— PROBLEM TO WORK ON —
Pick out each line below containing "فروش".

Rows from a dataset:
□ □ □ □ □ □ □

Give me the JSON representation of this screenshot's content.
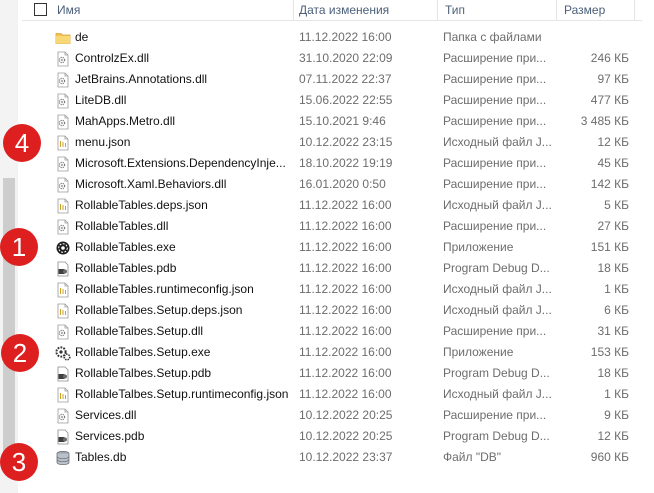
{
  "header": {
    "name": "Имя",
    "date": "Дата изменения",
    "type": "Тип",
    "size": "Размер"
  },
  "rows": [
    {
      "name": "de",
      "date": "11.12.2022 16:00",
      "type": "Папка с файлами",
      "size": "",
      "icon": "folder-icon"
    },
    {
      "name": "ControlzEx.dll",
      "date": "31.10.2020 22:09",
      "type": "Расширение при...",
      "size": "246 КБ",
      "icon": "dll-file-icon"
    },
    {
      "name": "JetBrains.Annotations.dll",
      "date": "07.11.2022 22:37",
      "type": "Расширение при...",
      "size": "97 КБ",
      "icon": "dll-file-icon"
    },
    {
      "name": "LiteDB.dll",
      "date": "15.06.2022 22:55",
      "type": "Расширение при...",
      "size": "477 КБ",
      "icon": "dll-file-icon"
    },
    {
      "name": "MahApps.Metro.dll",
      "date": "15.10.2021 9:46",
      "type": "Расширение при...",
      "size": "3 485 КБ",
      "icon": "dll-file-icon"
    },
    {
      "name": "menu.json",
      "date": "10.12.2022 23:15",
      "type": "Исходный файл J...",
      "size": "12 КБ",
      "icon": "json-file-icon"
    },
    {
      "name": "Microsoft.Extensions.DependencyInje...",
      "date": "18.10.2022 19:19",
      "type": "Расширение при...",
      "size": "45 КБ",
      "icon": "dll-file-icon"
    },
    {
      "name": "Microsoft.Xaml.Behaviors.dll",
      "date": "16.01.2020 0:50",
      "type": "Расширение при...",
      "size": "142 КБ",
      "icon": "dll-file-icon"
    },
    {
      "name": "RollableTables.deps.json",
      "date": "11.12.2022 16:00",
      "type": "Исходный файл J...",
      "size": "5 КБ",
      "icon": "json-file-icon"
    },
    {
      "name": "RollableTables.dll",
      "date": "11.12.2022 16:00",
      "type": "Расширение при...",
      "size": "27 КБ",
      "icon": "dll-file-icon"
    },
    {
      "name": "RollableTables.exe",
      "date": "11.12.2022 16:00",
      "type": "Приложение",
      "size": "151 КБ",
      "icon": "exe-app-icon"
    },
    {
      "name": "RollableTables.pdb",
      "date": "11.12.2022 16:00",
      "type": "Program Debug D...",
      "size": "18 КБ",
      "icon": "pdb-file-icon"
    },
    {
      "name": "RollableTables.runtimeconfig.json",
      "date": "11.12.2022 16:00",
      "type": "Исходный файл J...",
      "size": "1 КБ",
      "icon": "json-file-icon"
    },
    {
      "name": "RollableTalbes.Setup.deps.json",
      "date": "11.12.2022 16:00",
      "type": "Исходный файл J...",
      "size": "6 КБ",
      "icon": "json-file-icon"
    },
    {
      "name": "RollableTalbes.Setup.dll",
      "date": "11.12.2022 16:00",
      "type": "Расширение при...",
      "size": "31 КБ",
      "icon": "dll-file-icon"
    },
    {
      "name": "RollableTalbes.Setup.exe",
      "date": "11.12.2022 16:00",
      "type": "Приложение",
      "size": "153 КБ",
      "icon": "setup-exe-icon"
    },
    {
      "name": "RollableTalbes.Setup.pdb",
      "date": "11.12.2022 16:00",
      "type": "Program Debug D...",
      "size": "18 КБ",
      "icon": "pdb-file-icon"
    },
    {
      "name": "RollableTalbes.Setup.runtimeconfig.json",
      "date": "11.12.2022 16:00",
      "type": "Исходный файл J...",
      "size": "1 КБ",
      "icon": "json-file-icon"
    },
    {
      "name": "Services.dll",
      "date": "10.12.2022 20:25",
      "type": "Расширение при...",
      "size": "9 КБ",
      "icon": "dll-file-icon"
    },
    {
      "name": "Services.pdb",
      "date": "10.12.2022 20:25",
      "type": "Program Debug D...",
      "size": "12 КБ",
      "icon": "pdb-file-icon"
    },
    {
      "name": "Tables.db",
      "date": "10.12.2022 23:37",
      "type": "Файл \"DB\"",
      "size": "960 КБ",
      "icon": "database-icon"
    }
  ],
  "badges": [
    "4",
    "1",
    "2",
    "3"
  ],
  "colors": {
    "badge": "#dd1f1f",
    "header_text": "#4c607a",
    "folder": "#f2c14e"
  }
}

□ □ □ □ □ □ □

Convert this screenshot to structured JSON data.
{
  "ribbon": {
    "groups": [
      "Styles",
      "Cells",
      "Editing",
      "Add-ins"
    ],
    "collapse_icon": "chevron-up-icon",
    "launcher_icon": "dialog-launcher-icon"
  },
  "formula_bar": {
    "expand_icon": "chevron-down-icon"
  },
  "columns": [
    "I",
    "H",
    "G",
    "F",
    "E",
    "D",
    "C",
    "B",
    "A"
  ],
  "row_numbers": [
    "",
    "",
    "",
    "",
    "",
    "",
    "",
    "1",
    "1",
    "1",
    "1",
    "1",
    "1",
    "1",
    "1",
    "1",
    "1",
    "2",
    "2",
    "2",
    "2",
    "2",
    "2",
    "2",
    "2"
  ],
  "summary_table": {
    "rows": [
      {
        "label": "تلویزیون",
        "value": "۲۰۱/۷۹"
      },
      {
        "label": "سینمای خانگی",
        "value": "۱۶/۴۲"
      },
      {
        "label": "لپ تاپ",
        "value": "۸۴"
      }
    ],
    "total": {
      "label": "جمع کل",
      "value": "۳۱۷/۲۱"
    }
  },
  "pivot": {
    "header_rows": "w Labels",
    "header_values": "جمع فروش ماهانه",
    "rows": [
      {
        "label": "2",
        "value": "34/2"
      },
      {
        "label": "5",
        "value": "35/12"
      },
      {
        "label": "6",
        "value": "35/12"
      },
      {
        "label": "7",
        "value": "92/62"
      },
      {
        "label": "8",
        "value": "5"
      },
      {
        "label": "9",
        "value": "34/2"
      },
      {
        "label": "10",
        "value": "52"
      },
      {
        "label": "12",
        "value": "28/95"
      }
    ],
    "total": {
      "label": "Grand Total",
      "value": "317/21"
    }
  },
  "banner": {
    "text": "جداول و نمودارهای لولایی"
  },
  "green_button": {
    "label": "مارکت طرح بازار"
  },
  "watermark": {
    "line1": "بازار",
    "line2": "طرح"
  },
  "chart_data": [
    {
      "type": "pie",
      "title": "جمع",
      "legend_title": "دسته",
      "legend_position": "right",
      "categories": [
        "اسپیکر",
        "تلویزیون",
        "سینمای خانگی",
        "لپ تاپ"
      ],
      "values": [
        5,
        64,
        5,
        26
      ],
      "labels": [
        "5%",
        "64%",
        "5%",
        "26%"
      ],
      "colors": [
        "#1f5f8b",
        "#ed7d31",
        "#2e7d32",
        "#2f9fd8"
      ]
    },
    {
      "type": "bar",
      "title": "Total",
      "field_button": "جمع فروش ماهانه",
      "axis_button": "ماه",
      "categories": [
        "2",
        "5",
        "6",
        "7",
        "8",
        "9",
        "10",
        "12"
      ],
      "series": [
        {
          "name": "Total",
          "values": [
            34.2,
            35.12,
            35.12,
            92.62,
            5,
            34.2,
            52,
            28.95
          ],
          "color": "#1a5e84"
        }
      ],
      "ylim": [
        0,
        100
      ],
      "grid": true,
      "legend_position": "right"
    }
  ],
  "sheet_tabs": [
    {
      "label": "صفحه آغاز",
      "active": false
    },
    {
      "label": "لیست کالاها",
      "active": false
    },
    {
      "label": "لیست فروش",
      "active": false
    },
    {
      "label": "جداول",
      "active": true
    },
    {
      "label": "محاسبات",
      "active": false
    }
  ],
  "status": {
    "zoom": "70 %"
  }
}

□ □ □ □ □ □ □

— ANSWER TO THE EXERCISE —
    "header_values": "جمع فروش ماهانه",
      "field_button": "جمع فروش ماهانه",
      "label": "لیست فروش",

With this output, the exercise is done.